Where a line below holds the string "Relative", copy that line.

— start LISTED RECORDS —

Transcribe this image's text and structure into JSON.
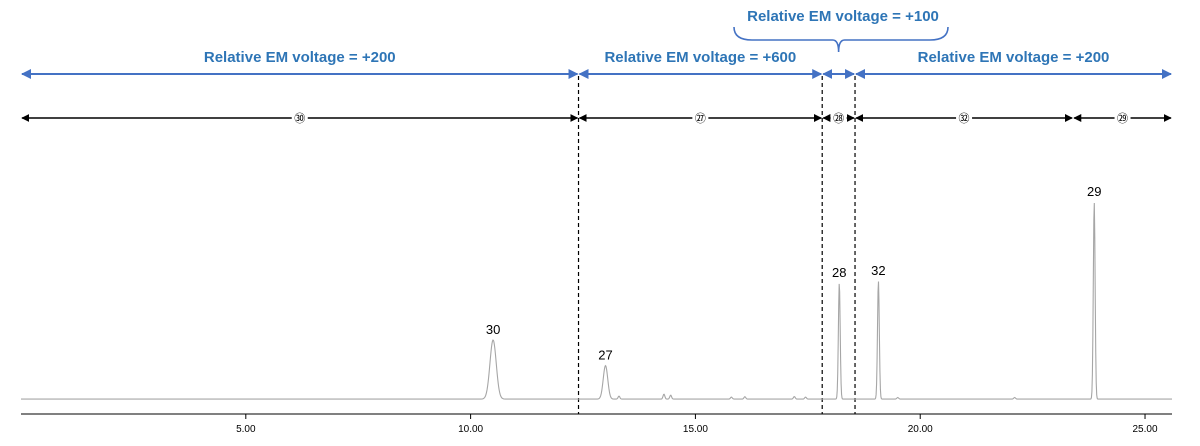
{
  "chart_data": {
    "type": "line",
    "title": "",
    "xlabel": "",
    "ylabel": "",
    "xlim": [
      0,
      25.6
    ],
    "ylim": [
      0,
      100
    ],
    "grid": false,
    "xticks": [
      5,
      10,
      15,
      20,
      25
    ],
    "xtick_labels": [
      "5.00",
      "10.00",
      "15.00",
      "20.00",
      "25.00"
    ],
    "line_color": "#a6a6a6",
    "baseline": 3,
    "peaks": [
      {
        "label": "30",
        "x": 10.5,
        "height": 30,
        "width": 0.07
      },
      {
        "label": "27",
        "x": 13.0,
        "height": 17,
        "width": 0.05
      },
      {
        "label": "28",
        "x": 18.2,
        "height": 59,
        "width": 0.02
      },
      {
        "label": "32",
        "x": 19.07,
        "height": 60,
        "width": 0.02
      },
      {
        "label": "29",
        "x": 23.87,
        "height": 100,
        "width": 0.02
      }
    ],
    "minor_peaks": [
      {
        "x": 13.3,
        "height": 1.5
      },
      {
        "x": 14.3,
        "height": 2.5
      },
      {
        "x": 14.45,
        "height": 2
      },
      {
        "x": 15.8,
        "height": 1
      },
      {
        "x": 16.1,
        "height": 1.2
      },
      {
        "x": 17.2,
        "height": 1.3
      },
      {
        "x": 17.45,
        "height": 1
      },
      {
        "x": 19.5,
        "height": 0.8
      },
      {
        "x": 22.1,
        "height": 0.8
      }
    ],
    "boundaries": [
      12.4,
      17.82,
      18.55
    ],
    "segments": [
      {
        "label": "㉚",
        "from": 0,
        "to": 12.4
      },
      {
        "label": "㉗",
        "from": 12.4,
        "to": 17.82
      },
      {
        "label": "㉘",
        "from": 17.82,
        "to": 18.55
      },
      {
        "label": "㉜",
        "from": 18.55,
        "to": 23.4
      },
      {
        "label": "㉙",
        "from": 23.4,
        "to": 25.6
      }
    ],
    "voltage_ranges": [
      {
        "label": "Relative EM voltage = +200",
        "from": 0,
        "to": 12.4
      },
      {
        "label": "Relative EM voltage = +600",
        "from": 12.4,
        "to": 17.82
      },
      {
        "label": "",
        "from": 17.82,
        "to": 18.55
      },
      {
        "label": "Relative EM voltage = +200",
        "from": 18.55,
        "to": 25.6
      }
    ],
    "voltage_callout": {
      "label": "Relative EM voltage = +100",
      "from": 17.82,
      "to": 18.55
    },
    "colors": {
      "voltage": "#4472c4",
      "voltage_text": "#2e75b6",
      "segment": "#000000"
    }
  }
}
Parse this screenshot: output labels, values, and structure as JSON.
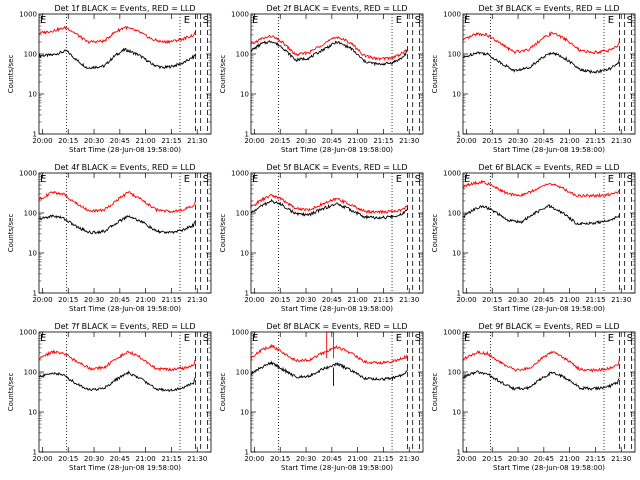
{
  "common": {
    "xlabel": "Start Time (28-Jun-08 19:58:00)",
    "ylabel": "Counts/sec",
    "x_tick_labels": [
      "20:00",
      "20:15",
      "20:30",
      "20:45",
      "21:00",
      "21:15",
      "21:30"
    ],
    "y_tick_labels": [
      "1",
      "10",
      "100",
      "1000"
    ],
    "markers": [
      "E",
      "E",
      "S"
    ],
    "colors": {
      "events": "#000000",
      "lld": "#ff0000"
    }
  },
  "chart_data": [
    {
      "type": "line",
      "title": "Det 1f BLACK = Events, RED = LLD",
      "x_range_min": [
        0,
        100
      ],
      "y_range": [
        1,
        1000
      ],
      "y_scale": "log",
      "vlines_dotted_min": [
        16,
        82
      ],
      "vlines_dashed_min": [
        91,
        94,
        98
      ],
      "series": [
        {
          "name": "Events",
          "x_min": [
            0,
            8,
            16,
            22,
            28,
            38,
            44,
            50,
            58,
            66,
            72,
            78,
            84,
            90,
            91
          ],
          "y": [
            90,
            95,
            120,
            70,
            45,
            50,
            90,
            130,
            95,
            55,
            45,
            50,
            60,
            85,
            100
          ]
        },
        {
          "name": "LLD",
          "x_min": [
            0,
            8,
            16,
            22,
            28,
            38,
            44,
            50,
            58,
            66,
            72,
            78,
            84,
            90,
            91
          ],
          "y": [
            330,
            380,
            460,
            310,
            200,
            210,
            350,
            470,
            360,
            230,
            200,
            210,
            240,
            300,
            330
          ]
        }
      ]
    },
    {
      "type": "line",
      "title": "Det 2f BLACK = Events, RED = LLD",
      "x_range_min": [
        0,
        100
      ],
      "y_range": [
        1,
        1000
      ],
      "y_scale": "log",
      "vlines_dotted_min": [
        16,
        82
      ],
      "vlines_dashed_min": [
        91,
        94,
        98
      ],
      "series": [
        {
          "name": "Events",
          "x_min": [
            0,
            6,
            12,
            18,
            26,
            34,
            42,
            50,
            58,
            66,
            74,
            82,
            88,
            91
          ],
          "y": [
            120,
            180,
            210,
            150,
            70,
            80,
            130,
            200,
            140,
            65,
            55,
            60,
            80,
            120
          ]
        },
        {
          "name": "LLD",
          "x_min": [
            0,
            6,
            12,
            18,
            26,
            34,
            42,
            50,
            58,
            66,
            74,
            82,
            88,
            91
          ],
          "y": [
            170,
            240,
            280,
            200,
            95,
            110,
            180,
            270,
            190,
            90,
            75,
            80,
            105,
            130
          ]
        }
      ]
    },
    {
      "type": "line",
      "title": "Det 3f BLACK = Events, RED = LLD",
      "x_range_min": [
        0,
        100
      ],
      "y_range": [
        1,
        1000
      ],
      "y_scale": "log",
      "vlines_dotted_min": [
        16,
        82
      ],
      "vlines_dashed_min": [
        91,
        94,
        98
      ],
      "series": [
        {
          "name": "Events",
          "x_min": [
            0,
            8,
            14,
            22,
            30,
            38,
            46,
            52,
            60,
            68,
            76,
            84,
            90,
            91
          ],
          "y": [
            80,
            110,
            100,
            60,
            38,
            45,
            80,
            110,
            75,
            40,
            35,
            40,
            55,
            80
          ]
        },
        {
          "name": "LLD",
          "x_min": [
            0,
            8,
            14,
            22,
            30,
            38,
            46,
            52,
            60,
            68,
            76,
            84,
            90,
            91
          ],
          "y": [
            220,
            320,
            300,
            180,
            110,
            130,
            240,
            340,
            230,
            120,
            110,
            120,
            160,
            210
          ]
        }
      ]
    },
    {
      "type": "line",
      "title": "Det 4f BLACK = Events, RED = LLD",
      "x_range_min": [
        0,
        100
      ],
      "y_range": [
        1,
        1000
      ],
      "y_scale": "log",
      "vlines_dotted_min": [
        16,
        82
      ],
      "vlines_dashed_min": [
        91,
        94,
        98
      ],
      "series": [
        {
          "name": "Events",
          "x_min": [
            0,
            8,
            14,
            22,
            30,
            38,
            46,
            52,
            60,
            68,
            76,
            84,
            90,
            91
          ],
          "y": [
            70,
            85,
            75,
            45,
            32,
            35,
            60,
            85,
            60,
            35,
            32,
            38,
            50,
            70
          ]
        },
        {
          "name": "LLD",
          "x_min": [
            0,
            8,
            14,
            22,
            30,
            38,
            46,
            52,
            60,
            68,
            76,
            84,
            90,
            91
          ],
          "y": [
            220,
            330,
            300,
            170,
            110,
            120,
            220,
            330,
            210,
            120,
            110,
            120,
            150,
            190
          ]
        }
      ]
    },
    {
      "type": "line",
      "title": "Det 5f BLACK = Events, RED = LLD",
      "x_range_min": [
        0,
        100
      ],
      "y_range": [
        1,
        1000
      ],
      "y_scale": "log",
      "vlines_dotted_min": [
        16,
        82
      ],
      "vlines_dashed_min": [
        91,
        94,
        98
      ],
      "series": [
        {
          "name": "Events",
          "x_min": [
            0,
            6,
            12,
            18,
            26,
            34,
            42,
            50,
            58,
            66,
            74,
            82,
            88,
            91
          ],
          "y": [
            100,
            150,
            200,
            160,
            95,
            90,
            130,
            170,
            120,
            80,
            75,
            80,
            95,
            130
          ]
        },
        {
          "name": "LLD",
          "x_min": [
            0,
            6,
            12,
            18,
            26,
            34,
            42,
            50,
            58,
            66,
            74,
            82,
            88,
            91
          ],
          "y": [
            140,
            210,
            280,
            220,
            130,
            120,
            170,
            230,
            160,
            110,
            105,
            110,
            120,
            150
          ]
        }
      ]
    },
    {
      "type": "line",
      "title": "Det 6f BLACK = Events, RED = LLD",
      "x_range_min": [
        0,
        100
      ],
      "y_range": [
        1,
        1000
      ],
      "y_scale": "log",
      "vlines_dotted_min": [
        16,
        82
      ],
      "vlines_dashed_min": [
        91,
        94,
        98
      ],
      "series": [
        {
          "name": "Events",
          "x_min": [
            0,
            6,
            12,
            18,
            26,
            34,
            42,
            50,
            58,
            66,
            74,
            82,
            88,
            91
          ],
          "y": [
            80,
            120,
            150,
            110,
            65,
            60,
            100,
            150,
            100,
            55,
            55,
            60,
            75,
            90
          ]
        },
        {
          "name": "LLD",
          "x_min": [
            0,
            6,
            12,
            18,
            26,
            34,
            42,
            50,
            58,
            66,
            74,
            82,
            88,
            91
          ],
          "y": [
            450,
            550,
            600,
            450,
            300,
            280,
            380,
            550,
            420,
            270,
            270,
            280,
            300,
            350
          ]
        }
      ]
    },
    {
      "type": "line",
      "title": "Det 7f BLACK = Events, RED = LLD",
      "x_range_min": [
        0,
        100
      ],
      "y_range": [
        1,
        1000
      ],
      "y_scale": "log",
      "vlines_dotted_min": [
        16,
        82
      ],
      "vlines_dashed_min": [
        91,
        94,
        98
      ],
      "series": [
        {
          "name": "Events",
          "x_min": [
            0,
            8,
            14,
            22,
            30,
            38,
            46,
            52,
            60,
            68,
            76,
            84,
            90,
            91
          ],
          "y": [
            75,
            95,
            85,
            50,
            35,
            40,
            70,
            95,
            65,
            38,
            35,
            40,
            55,
            75
          ]
        },
        {
          "name": "LLD",
          "x_min": [
            0,
            8,
            14,
            22,
            30,
            38,
            46,
            52,
            60,
            68,
            76,
            84,
            90,
            91
          ],
          "y": [
            220,
            320,
            300,
            180,
            120,
            130,
            230,
            330,
            220,
            120,
            115,
            125,
            150,
            200
          ]
        }
      ]
    },
    {
      "type": "line",
      "title": "Det 8f BLACK = Events, RED = LLD",
      "x_range_min": [
        0,
        100
      ],
      "y_range": [
        1,
        1000
      ],
      "y_scale": "log",
      "vlines_dotted_min": [
        16,
        82
      ],
      "vlines_dashed_min": [
        91,
        94,
        98
      ],
      "spikes": [
        {
          "x_min_from": 44,
          "x_min_to": 48,
          "y": 1000
        }
      ],
      "series": [
        {
          "name": "Events",
          "x_min": [
            0,
            6,
            12,
            18,
            26,
            34,
            42,
            50,
            58,
            66,
            74,
            82,
            88,
            91
          ],
          "y": [
            90,
            130,
            170,
            120,
            75,
            80,
            120,
            160,
            110,
            70,
            65,
            70,
            85,
            110
          ]
        },
        {
          "name": "LLD",
          "x_min": [
            0,
            6,
            12,
            18,
            26,
            34,
            42,
            50,
            58,
            66,
            74,
            82,
            88,
            91
          ],
          "y": [
            230,
            350,
            450,
            320,
            190,
            200,
            300,
            420,
            300,
            180,
            170,
            180,
            220,
            250
          ]
        }
      ]
    },
    {
      "type": "line",
      "title": "Det 9f BLACK = Events, RED = LLD",
      "x_range_min": [
        0,
        100
      ],
      "y_range": [
        1,
        1000
      ],
      "y_scale": "log",
      "vlines_dotted_min": [
        16,
        82
      ],
      "vlines_dashed_min": [
        91,
        94,
        98
      ],
      "series": [
        {
          "name": "Events",
          "x_min": [
            0,
            8,
            14,
            22,
            30,
            38,
            46,
            52,
            60,
            68,
            76,
            84,
            90,
            91
          ],
          "y": [
            75,
            100,
            90,
            55,
            38,
            40,
            70,
            100,
            70,
            40,
            38,
            42,
            55,
            75
          ]
        },
        {
          "name": "LLD",
          "x_min": [
            0,
            8,
            14,
            22,
            30,
            38,
            46,
            52,
            60,
            68,
            76,
            84,
            90,
            91
          ],
          "y": [
            210,
            310,
            290,
            170,
            110,
            120,
            220,
            320,
            210,
            115,
            110,
            120,
            150,
            200
          ]
        }
      ]
    }
  ]
}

— end LISTED RECORDS —

- [TASK RESPONSE]
        "label": "Relative EM voltage = +200",
        "label": "Relative EM voltage = +600",
        "label": "Relative EM voltage = +200",
      "label": "Relative EM voltage = +100",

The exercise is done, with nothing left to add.